>> Begin TASK MATERIAL

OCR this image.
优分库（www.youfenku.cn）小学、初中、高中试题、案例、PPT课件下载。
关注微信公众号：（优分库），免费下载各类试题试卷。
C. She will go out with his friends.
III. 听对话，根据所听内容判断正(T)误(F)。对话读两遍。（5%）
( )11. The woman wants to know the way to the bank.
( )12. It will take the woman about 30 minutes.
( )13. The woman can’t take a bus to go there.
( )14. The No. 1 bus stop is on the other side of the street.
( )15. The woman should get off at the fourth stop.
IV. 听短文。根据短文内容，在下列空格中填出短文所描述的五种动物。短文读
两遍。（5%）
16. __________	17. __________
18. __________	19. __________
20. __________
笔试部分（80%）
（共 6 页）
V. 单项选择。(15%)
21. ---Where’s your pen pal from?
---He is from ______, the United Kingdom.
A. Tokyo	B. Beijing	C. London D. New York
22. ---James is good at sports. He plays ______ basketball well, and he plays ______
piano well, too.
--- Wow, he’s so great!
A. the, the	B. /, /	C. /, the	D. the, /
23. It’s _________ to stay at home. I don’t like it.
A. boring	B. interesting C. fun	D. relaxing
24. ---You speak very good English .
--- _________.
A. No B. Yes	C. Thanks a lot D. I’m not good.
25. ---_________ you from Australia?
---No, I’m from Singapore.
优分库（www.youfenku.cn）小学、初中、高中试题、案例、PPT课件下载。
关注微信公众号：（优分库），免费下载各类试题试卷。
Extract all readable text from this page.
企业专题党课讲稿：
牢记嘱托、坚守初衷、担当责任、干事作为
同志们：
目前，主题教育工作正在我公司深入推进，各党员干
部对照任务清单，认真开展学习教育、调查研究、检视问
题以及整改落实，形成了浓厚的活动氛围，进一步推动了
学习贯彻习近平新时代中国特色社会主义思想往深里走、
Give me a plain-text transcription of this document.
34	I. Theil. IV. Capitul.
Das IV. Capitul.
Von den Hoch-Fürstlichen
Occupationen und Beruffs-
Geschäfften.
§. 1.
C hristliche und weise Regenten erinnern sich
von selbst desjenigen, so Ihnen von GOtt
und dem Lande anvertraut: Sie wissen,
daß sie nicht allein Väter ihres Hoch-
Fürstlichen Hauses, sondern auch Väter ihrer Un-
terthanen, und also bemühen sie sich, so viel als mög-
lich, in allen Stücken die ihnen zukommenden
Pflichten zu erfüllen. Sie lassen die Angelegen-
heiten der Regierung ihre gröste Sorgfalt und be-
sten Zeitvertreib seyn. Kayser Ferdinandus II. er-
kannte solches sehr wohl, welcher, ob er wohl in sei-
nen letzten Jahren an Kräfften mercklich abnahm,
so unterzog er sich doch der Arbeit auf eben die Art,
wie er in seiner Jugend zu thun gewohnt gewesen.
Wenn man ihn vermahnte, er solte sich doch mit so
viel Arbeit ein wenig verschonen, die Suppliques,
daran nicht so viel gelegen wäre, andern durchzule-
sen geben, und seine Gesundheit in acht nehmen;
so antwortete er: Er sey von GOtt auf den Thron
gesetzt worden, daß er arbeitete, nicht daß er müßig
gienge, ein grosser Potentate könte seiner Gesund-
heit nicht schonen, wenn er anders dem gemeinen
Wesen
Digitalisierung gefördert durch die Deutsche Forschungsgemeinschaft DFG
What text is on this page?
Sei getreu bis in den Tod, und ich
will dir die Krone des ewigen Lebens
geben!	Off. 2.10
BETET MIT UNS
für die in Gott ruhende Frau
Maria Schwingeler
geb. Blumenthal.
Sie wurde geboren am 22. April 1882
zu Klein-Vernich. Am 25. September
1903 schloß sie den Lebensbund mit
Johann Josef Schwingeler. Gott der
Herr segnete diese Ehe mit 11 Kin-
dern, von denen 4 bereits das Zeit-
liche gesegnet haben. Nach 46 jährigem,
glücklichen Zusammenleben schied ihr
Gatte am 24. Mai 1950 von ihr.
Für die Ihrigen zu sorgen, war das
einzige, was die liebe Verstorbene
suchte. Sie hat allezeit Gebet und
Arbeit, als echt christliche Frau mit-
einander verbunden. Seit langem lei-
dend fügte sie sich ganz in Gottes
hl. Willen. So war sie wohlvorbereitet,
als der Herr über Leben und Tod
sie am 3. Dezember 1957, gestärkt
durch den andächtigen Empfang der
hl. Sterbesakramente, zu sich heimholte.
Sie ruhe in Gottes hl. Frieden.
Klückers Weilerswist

>> End TASK MATERIAL

* _WHAT YOU SHOULD DO_
The records above should be restated word for word, please.

* _FULL RESPONSE_
OCR this image.
优分库（www.youfenku.cn）小学、初中、高中试题、案例、PPT课件下载。
关注微信公众号：（优分库），免费下载各类试题试卷。
C. She will go out with his friends.
III. 听对话，根据所听内容判断正(T)误(F)。对话读两遍。（5%）
( )11. The woman wants to know the way to the bank.
( )12. It will take the woman about 30 minutes.
( )13. The woman can’t take a bus to go there.
( )14. The No. 1 bus stop is on the other side of the street.
( )15. The woman should get off at the fourth stop.
IV. 听短文。根据短文内容，在下列空格中填出短文所描述的五种动物。短文读
两遍。（5%）
16. __________	17. __________
18. __________	19. __________
20. __________
笔试部分（80%）
（共 6 页）
V. 单项选择。(15%)
21. ---Where’s your pen pal from?
---He is from ______, the United Kingdom.
A. Tokyo	B. Beijing	C. London D. New York
22. ---James is good at sports. He plays ______ basketball well, and he plays ______
piano well, too.
--- Wow, he’s so great!
A. the, the	B. /, /	C. /, the	D. the, /
23. It’s _________ to stay at home. I don’t like it.
A. boring	B. interesting C. fun	D. relaxing
24. ---You speak very good English .
--- _________.
A. No B. Yes	C. Thanks a lot D. I’m not good.
25. ---_________ you from Australia?
---No, I’m from Singapore.
优分库（www.youfenku.cn）小学、初中、高中试题、案例、PPT课件下载。
关注微信公众号：（优分库），免费下载各类试题试卷。
Extract all readable text from this page.
企业专题党课讲稿：
牢记嘱托、坚守初衷、担当责任、干事作为
同志们：
目前，主题教育工作正在我公司深入推进，各党员干
部对照任务清单，认真开展学习教育、调查研究、检视问
题以及整改落实，形成了浓厚的活动氛围，进一步推动了
学习贯彻习近平新时代中国特色社会主义思想往深里走、
Give me a plain-text transcription of this document.
34	I. Theil. IV. Capitul.
Das IV. Capitul.
Von den Hoch-Fürstlichen
Occupationen und Beruffs-
Geschäfften.
§. 1.
C hristliche und weise Regenten erinnern sich
von selbst desjenigen, so Ihnen von GOtt
und dem Lande anvertraut: Sie wissen,
daß sie nicht allein Väter ihres Hoch-
Fürstlichen Hauses, sondern auch Väter ihrer Un-
terthanen, und also bemühen sie sich, so viel als mög-
lich, in allen Stücken die ihnen zukommenden
Pflichten zu erfüllen. Sie lassen die Angelegen-
heiten der Regierung ihre gröste Sorgfalt und be-
sten Zeitvertreib seyn. Kayser Ferdinandus II. er-
kannte solches sehr wohl, welcher, ob er wohl in sei-
nen letzten Jahren an Kräfften mercklich abnahm,
so unterzog er sich doch der Arbeit auf eben die Art,
wie er in seiner Jugend zu thun gewohnt gewesen.
Wenn man ihn vermahnte, er solte sich doch mit so
viel Arbeit ein wenig verschonen, die Suppliques,
daran nicht so viel gelegen wäre, andern durchzule-
sen geben, und seine Gesundheit in acht nehmen;
so antwortete er: Er sey von GOtt auf den Thron
gesetzt worden, daß er arbeitete, nicht daß er müßig
gienge, ein grosser Potentate könte seiner Gesund-
heit nicht schonen, wenn er anders dem gemeinen
Wesen
Digitalisierung gefördert durch die Deutsche Forschungsgemeinschaft DFG
What text is on this page?
Sei getreu bis in den Tod, und ich
will dir die Krone des ewigen Lebens
geben!	Off. 2.10
BETET MIT UNS
für die in Gott ruhende Frau
Maria Schwingeler
geb. Blumenthal.
Sie wurde geboren am 22. April 1882
zu Klein-Vernich. Am 25. September
1903 schloß sie den Lebensbund mit
Johann Josef Schwingeler. Gott der
Herr segnete diese Ehe mit 11 Kin-
dern, von denen 4 bereits das Zeit-
liche gesegnet haben. Nach 46 jährigem,
glücklichen Zusammenleben schied ihr
Gatte am 24. Mai 1950 von ihr.
Für die Ihrigen zu sorgen, war das
einzige, was die liebe Verstorbene
suchte. Sie hat allezeit Gebet und
Arbeit, als echt christliche Frau mit-
einander verbunden. Seit langem lei-
dend fügte sie sich ganz in Gottes
hl. Willen. So war sie wohlvorbereitet,
als der Herr über Leben und Tod
sie am 3. Dezember 1957, gestärkt
durch den andächtigen Empfang der
hl. Sterbesakramente, zu sich heimholte.
Sie ruhe in Gottes hl. Frieden.
Klückers Weilerswist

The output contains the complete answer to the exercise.